Direction = Check each line of the entries below for the string "семьи" and state how many lines have it, with no other text.

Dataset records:
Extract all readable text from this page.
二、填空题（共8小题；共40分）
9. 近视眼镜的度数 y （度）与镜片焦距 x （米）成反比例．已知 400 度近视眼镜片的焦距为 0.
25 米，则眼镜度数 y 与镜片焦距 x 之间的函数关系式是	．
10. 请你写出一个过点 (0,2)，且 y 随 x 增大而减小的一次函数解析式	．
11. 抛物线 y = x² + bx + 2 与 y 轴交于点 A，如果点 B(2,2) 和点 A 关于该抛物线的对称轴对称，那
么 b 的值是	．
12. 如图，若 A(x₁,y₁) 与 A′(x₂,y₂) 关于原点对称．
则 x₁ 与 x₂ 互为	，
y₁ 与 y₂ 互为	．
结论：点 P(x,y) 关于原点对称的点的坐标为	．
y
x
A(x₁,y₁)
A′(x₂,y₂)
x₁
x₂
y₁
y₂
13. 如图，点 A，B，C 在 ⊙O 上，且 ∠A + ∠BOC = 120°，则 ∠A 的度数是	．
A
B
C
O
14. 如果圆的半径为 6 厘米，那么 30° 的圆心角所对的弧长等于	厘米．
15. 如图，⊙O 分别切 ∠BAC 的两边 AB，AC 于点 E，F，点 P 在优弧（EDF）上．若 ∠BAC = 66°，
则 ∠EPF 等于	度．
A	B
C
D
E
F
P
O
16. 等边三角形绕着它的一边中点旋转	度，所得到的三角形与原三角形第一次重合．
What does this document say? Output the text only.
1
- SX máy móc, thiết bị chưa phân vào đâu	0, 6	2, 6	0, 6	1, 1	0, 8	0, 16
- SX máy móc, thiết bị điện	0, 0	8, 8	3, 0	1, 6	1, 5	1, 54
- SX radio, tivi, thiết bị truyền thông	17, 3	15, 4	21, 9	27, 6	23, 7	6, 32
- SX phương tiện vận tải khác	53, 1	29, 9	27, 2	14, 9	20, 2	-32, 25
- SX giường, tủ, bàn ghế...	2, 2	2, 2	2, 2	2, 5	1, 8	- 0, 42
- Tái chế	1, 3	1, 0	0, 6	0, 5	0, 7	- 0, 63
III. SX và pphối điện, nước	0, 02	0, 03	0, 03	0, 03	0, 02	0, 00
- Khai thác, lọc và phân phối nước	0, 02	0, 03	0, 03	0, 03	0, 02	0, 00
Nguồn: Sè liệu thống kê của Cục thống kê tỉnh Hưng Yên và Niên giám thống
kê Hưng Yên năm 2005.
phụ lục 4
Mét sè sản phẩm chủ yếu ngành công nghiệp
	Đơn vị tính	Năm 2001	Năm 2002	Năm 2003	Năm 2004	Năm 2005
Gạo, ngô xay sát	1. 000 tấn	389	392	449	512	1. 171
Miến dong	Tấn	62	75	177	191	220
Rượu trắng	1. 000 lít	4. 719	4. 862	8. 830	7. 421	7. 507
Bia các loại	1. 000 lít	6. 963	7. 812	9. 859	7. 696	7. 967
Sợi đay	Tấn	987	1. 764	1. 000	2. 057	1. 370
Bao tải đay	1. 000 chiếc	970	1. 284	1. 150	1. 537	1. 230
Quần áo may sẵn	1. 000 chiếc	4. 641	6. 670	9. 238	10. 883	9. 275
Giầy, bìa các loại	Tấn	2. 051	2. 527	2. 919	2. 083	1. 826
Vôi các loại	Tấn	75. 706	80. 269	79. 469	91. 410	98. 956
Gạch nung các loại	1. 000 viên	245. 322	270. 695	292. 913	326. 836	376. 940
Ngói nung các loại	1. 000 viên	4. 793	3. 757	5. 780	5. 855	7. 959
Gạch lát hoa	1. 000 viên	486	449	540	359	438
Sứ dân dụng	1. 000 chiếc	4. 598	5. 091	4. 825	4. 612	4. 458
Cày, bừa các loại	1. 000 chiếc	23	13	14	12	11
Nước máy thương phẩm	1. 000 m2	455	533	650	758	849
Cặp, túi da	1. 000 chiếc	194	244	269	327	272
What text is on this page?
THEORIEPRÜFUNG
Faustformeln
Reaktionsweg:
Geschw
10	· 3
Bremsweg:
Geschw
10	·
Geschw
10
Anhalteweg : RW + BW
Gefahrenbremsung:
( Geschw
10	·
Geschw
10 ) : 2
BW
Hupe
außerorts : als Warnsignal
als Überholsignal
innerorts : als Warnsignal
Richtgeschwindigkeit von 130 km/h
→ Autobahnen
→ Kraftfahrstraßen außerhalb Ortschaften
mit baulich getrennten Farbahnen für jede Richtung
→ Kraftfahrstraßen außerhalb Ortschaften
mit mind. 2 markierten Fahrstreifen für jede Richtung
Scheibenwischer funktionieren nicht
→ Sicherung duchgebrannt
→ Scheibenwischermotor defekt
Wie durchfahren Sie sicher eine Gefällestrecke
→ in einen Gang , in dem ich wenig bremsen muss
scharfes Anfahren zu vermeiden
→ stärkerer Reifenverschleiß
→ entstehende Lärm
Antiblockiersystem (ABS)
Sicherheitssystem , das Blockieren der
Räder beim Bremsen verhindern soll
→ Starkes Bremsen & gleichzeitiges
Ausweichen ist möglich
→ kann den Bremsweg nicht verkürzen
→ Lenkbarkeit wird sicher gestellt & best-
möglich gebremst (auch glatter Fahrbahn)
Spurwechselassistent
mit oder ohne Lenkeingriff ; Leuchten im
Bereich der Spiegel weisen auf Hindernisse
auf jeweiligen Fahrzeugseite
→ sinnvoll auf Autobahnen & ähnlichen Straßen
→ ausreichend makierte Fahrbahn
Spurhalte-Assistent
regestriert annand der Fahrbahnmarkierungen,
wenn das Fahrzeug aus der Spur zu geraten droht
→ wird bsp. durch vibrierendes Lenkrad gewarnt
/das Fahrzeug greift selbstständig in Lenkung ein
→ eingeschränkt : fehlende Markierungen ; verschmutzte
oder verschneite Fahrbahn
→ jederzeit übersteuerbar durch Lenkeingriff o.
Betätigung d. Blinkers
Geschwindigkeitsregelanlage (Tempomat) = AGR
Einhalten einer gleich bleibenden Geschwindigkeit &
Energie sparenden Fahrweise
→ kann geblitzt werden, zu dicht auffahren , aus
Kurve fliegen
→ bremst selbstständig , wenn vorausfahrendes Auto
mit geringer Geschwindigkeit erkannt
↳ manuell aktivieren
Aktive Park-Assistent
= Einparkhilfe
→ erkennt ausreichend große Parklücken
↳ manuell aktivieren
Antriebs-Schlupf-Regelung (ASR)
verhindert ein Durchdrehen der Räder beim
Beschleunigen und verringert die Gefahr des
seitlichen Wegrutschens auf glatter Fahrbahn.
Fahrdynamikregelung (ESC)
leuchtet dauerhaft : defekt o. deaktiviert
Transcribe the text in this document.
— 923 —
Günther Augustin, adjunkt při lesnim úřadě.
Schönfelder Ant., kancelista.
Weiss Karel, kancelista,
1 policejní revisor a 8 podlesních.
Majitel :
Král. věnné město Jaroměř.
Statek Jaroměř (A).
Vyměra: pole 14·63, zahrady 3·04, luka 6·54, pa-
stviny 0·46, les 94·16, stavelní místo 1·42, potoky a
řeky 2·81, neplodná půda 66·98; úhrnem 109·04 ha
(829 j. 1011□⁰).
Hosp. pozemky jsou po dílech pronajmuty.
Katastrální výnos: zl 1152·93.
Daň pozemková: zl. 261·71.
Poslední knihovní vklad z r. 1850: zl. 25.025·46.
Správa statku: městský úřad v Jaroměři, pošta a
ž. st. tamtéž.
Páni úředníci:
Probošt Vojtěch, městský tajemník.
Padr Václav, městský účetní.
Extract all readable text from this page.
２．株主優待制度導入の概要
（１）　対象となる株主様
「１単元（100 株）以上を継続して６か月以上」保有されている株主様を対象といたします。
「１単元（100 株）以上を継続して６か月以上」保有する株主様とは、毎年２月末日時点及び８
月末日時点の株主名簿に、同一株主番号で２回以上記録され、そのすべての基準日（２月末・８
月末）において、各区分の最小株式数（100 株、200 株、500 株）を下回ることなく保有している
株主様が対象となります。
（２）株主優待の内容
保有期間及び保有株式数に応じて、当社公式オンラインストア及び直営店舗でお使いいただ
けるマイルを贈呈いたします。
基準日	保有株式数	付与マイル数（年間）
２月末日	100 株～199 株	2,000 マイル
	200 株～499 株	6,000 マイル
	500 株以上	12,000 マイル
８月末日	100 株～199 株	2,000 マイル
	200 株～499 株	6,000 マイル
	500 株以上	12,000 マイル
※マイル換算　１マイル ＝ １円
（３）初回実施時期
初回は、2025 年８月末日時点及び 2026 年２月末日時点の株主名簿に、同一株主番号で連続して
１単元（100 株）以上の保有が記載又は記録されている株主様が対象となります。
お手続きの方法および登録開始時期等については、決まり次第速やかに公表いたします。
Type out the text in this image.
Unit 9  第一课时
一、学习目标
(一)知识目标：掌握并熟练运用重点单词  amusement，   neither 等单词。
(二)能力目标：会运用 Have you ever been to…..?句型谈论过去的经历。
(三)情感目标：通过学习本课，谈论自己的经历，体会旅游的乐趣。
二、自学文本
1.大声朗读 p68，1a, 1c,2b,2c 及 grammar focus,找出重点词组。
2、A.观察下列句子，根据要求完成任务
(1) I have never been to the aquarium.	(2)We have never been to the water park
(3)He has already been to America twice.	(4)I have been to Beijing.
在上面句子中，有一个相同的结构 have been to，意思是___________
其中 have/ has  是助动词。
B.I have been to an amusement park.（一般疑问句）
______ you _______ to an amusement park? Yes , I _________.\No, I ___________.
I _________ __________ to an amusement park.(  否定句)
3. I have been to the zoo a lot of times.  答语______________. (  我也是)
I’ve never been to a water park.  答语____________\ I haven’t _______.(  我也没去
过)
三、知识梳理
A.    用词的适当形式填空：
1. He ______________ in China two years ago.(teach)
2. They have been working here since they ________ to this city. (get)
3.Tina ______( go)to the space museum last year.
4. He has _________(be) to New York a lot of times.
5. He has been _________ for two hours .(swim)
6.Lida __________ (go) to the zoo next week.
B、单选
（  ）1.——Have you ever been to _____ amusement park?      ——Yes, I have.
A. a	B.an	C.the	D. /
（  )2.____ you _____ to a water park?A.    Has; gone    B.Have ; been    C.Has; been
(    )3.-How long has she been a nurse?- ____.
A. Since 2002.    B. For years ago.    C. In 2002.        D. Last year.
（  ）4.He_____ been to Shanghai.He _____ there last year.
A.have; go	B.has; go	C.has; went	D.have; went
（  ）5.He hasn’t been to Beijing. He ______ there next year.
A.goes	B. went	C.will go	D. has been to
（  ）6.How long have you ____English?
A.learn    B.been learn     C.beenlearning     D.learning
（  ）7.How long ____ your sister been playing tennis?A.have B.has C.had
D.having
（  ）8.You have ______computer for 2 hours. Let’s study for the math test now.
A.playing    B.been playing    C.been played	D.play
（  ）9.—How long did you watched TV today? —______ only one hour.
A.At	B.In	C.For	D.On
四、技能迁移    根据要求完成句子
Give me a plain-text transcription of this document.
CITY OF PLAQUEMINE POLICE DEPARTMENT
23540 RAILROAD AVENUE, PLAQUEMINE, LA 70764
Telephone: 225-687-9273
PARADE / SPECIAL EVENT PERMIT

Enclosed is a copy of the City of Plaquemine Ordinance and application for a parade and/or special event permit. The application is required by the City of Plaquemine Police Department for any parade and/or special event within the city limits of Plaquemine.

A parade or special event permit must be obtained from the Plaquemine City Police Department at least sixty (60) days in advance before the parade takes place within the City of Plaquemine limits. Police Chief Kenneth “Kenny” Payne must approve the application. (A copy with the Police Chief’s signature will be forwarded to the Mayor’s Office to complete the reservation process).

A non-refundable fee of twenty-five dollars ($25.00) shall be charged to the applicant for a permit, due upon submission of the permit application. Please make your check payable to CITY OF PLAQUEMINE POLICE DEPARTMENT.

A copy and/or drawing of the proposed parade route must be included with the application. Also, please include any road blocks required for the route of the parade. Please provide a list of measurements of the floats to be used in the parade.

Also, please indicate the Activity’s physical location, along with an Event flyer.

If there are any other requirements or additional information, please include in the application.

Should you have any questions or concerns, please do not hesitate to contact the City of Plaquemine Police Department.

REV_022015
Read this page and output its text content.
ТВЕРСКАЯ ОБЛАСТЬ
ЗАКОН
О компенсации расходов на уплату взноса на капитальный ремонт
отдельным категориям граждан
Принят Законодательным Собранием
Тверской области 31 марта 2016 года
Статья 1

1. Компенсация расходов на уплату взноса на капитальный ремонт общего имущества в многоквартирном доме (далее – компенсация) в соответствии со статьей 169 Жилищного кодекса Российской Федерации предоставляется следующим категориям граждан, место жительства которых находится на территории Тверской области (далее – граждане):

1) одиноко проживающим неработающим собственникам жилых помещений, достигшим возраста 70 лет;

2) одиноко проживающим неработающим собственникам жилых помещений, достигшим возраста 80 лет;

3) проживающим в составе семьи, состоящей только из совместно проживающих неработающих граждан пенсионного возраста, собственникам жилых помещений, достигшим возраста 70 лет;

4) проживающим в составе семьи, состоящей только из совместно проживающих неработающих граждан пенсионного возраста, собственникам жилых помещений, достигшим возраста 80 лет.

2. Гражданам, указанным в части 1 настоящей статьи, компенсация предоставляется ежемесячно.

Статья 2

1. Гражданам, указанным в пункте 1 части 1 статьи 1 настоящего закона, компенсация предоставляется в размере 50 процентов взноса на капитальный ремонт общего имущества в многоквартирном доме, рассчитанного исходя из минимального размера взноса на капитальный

Task output = 2